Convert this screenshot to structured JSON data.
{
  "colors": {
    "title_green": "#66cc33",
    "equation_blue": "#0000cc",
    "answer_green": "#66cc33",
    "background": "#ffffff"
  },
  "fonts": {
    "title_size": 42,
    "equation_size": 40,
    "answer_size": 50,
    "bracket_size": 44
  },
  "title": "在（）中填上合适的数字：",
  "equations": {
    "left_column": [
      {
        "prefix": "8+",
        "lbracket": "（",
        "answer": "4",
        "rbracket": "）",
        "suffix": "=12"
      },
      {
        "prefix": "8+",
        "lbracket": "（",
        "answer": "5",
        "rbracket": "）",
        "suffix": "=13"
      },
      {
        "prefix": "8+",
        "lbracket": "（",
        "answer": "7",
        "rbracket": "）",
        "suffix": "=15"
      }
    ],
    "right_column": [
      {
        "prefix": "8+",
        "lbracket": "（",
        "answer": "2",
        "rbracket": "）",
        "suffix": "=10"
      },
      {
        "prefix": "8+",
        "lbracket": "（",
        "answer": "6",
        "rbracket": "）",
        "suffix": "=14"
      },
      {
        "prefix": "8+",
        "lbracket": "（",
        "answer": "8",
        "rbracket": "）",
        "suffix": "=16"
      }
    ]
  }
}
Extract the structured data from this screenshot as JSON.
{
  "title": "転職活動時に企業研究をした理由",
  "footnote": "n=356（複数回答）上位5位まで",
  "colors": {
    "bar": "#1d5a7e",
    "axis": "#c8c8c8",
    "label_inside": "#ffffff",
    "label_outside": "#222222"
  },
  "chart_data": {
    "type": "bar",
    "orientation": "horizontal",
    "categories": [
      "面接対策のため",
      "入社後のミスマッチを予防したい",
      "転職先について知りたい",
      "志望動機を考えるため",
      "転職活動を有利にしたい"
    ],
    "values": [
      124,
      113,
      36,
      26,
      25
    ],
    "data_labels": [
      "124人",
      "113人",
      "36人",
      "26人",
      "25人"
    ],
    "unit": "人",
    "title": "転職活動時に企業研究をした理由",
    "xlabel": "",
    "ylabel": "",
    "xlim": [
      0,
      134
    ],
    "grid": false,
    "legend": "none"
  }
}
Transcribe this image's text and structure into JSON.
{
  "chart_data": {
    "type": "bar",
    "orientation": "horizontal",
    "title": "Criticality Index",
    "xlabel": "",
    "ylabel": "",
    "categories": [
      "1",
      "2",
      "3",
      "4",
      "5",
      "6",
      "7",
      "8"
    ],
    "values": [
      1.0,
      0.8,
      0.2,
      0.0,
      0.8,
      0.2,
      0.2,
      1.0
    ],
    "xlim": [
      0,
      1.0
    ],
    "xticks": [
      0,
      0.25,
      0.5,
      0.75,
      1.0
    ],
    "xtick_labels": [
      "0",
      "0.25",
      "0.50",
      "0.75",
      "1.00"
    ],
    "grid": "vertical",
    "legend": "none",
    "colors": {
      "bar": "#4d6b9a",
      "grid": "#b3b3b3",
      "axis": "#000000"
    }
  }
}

——

= WHAT IS EXPECTED =
Only lines with "転職活動時に企業研究をした理由" are wanted here; list each of them.

= RESULT =
  "title": "転職活動時に企業研究をした理由",
    "title": "転職活動時に企業研究をした理由",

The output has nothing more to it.